=== Given data ===
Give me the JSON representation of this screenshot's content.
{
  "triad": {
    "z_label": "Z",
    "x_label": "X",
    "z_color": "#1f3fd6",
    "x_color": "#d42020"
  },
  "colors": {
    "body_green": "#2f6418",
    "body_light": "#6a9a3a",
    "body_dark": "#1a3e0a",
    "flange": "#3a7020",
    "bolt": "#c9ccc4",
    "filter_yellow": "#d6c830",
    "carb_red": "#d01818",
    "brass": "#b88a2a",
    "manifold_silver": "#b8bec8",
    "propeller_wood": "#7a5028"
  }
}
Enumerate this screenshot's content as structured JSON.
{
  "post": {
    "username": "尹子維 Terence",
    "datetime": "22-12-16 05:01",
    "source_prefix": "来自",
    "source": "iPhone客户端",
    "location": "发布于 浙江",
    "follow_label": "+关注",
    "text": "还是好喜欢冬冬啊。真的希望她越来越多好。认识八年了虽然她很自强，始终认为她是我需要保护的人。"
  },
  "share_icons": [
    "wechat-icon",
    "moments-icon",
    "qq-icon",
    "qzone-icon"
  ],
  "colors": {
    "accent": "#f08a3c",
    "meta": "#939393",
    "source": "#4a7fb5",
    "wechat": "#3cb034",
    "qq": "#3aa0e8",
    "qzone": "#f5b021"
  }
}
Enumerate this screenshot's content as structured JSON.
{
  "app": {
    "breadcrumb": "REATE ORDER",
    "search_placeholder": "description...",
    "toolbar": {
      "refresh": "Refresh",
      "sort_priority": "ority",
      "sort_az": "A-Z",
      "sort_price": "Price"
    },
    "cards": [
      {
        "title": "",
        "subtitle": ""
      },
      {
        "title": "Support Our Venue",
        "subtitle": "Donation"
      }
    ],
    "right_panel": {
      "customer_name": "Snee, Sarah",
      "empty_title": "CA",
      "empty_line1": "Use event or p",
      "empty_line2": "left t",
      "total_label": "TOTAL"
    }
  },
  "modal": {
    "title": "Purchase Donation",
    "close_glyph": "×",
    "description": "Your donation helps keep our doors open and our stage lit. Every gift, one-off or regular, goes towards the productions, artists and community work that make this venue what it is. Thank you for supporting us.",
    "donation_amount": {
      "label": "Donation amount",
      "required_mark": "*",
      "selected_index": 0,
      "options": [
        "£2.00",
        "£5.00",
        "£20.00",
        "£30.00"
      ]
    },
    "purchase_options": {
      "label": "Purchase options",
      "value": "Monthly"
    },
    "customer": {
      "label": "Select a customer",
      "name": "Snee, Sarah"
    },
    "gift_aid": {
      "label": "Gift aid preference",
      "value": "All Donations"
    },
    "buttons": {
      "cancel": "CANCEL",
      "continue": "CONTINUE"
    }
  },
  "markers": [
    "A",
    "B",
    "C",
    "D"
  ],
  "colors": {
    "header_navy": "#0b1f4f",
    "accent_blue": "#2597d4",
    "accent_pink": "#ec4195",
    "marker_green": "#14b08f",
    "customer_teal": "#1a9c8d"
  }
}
===
Extract the entries above verbatim.

Give me the JSON representation of this screenshot's content.
{
  "triad": {
    "z_label": "Z",
    "x_label": "X",
    "z_color": "#1f3fd6",
    "x_color": "#d42020"
  },
  "colors": {
    "body_green": "#2f6418",
    "body_light": "#6a9a3a",
    "body_dark": "#1a3e0a",
    "flange": "#3a7020",
    "bolt": "#c9ccc4",
    "filter_yellow": "#d6c830",
    "carb_red": "#d01818",
    "brass": "#b88a2a",
    "manifold_silver": "#b8bec8",
    "propeller_wood": "#7a5028"
  }
}
Enumerate this screenshot's content as structured JSON.
{
  "post": {
    "username": "尹子維 Terence",
    "datetime": "22-12-16 05:01",
    "source_prefix": "来自",
    "source": "iPhone客户端",
    "location": "发布于 浙江",
    "follow_label": "+关注",
    "text": "还是好喜欢冬冬啊。真的希望她越来越多好。认识八年了虽然她很自强，始终认为她是我需要保护的人。"
  },
  "share_icons": [
    "wechat-icon",
    "moments-icon",
    "qq-icon",
    "qzone-icon"
  ],
  "colors": {
    "accent": "#f08a3c",
    "meta": "#939393",
    "source": "#4a7fb5",
    "wechat": "#3cb034",
    "qq": "#3aa0e8",
    "qzone": "#f5b021"
  }
}
Enumerate this screenshot's content as structured JSON.
{
  "app": {
    "breadcrumb": "REATE ORDER",
    "search_placeholder": "description...",
    "toolbar": {
      "refresh": "Refresh",
      "sort_priority": "ority",
      "sort_az": "A-Z",
      "sort_price": "Price"
    },
    "cards": [
      {
        "title": "",
        "subtitle": ""
      },
      {
        "title": "Support Our Venue",
        "subtitle": "Donation"
      }
    ],
    "right_panel": {
      "customer_name": "Snee, Sarah",
      "empty_title": "CA",
      "empty_line1": "Use event or p",
      "empty_line2": "left t",
      "total_label": "TOTAL"
    }
  },
  "modal": {
    "title": "Purchase Donation",
    "close_glyph": "×",
    "description": "Your donation helps keep our doors open and our stage lit. Every gift, one-off or regular, goes towards the productions, artists and community work that make this venue what it is. Thank you for supporting us.",
    "donation_amount": {
      "label": "Donation amount",
      "required_mark": "*",
      "selected_index": 0,
      "options": [
        "£2.00",
        "£5.00",
        "£20.00",
        "£30.00"
      ]
    },
    "purchase_options": {
      "label": "Purchase options",
      "value": "Monthly"
    },
    "customer": {
      "label": "Select a customer",
      "name": "Snee, Sarah"
    },
    "gift_aid": {
      "label": "Gift aid preference",
      "value": "All Donations"
    },
    "buttons": {
      "cancel": "CANCEL",
      "continue": "CONTINUE"
    }
  },
  "markers": [
    "A",
    "B",
    "C",
    "D"
  ],
  "colors": {
    "header_navy": "#0b1f4f",
    "accent_blue": "#2597d4",
    "accent_pink": "#ec4195",
    "marker_green": "#14b08f",
    "customer_teal": "#1a9c8d"
  }
}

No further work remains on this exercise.